Exercise instructions: Please tally the lines of the material below that contain the string "author", treating uppercase and lowercase as different, and give only the number.
##### Records for this exercise
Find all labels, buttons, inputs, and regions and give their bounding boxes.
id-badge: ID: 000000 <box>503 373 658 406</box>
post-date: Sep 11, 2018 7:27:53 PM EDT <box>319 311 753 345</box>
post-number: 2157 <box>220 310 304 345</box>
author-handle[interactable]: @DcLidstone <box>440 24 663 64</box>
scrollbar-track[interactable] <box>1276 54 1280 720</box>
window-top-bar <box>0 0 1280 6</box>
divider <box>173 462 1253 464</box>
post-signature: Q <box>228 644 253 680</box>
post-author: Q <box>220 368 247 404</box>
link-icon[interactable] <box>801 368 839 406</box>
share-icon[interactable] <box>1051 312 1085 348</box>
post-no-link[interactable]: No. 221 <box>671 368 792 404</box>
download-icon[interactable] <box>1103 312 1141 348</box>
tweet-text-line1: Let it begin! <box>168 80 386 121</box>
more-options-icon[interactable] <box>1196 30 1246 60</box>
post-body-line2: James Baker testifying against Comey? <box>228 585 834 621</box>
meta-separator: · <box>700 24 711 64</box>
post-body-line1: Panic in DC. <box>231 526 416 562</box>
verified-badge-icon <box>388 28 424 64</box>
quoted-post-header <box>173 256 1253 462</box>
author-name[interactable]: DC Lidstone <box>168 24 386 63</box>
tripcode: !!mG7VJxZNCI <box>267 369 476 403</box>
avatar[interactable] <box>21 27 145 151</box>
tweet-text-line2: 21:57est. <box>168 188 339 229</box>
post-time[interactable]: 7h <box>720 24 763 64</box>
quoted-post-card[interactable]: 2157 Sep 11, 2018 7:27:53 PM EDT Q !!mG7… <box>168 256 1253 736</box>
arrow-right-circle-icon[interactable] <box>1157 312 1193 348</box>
##########
Result below: 3